WRITTEN PROBLEM:
The records below must be copied in full; omit the images.

=====

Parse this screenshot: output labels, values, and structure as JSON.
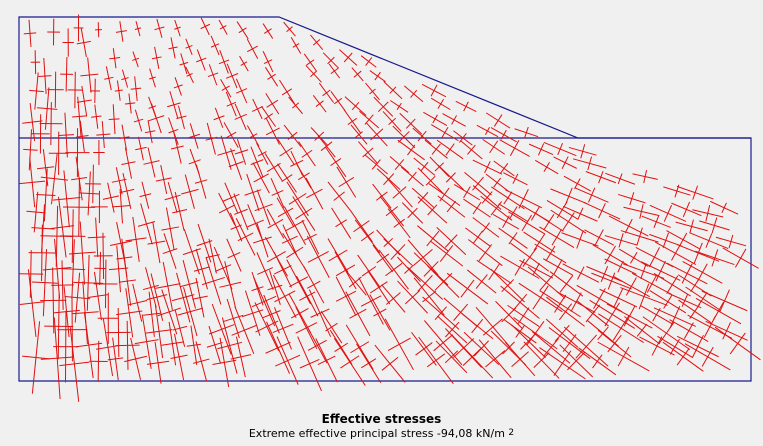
{
  "caption": {
    "title": "Effective stresses",
    "subtitle_prefix": "Extreme effective principal stress -94,08 kN/m",
    "subtitle_superscript": "2"
  },
  "colors": {
    "background": "#f0f0f0",
    "geometry": "#1a1a8c",
    "stress": "#e01010"
  },
  "icons": []
}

=====

SOLUTION:
Parse this screenshot: output labels, values, and structure as JSON.
{
  "caption": {
    "title": "Effective stresses",
    "subtitle_prefix": "Extreme effective principal stress -94,08 kN/m",
    "subtitle_superscript": "2"
  },
  "colors": {
    "background": "#f0f0f0",
    "geometry": "#1a1a8c",
    "stress": "#e01010"
  },
  "icons": []
}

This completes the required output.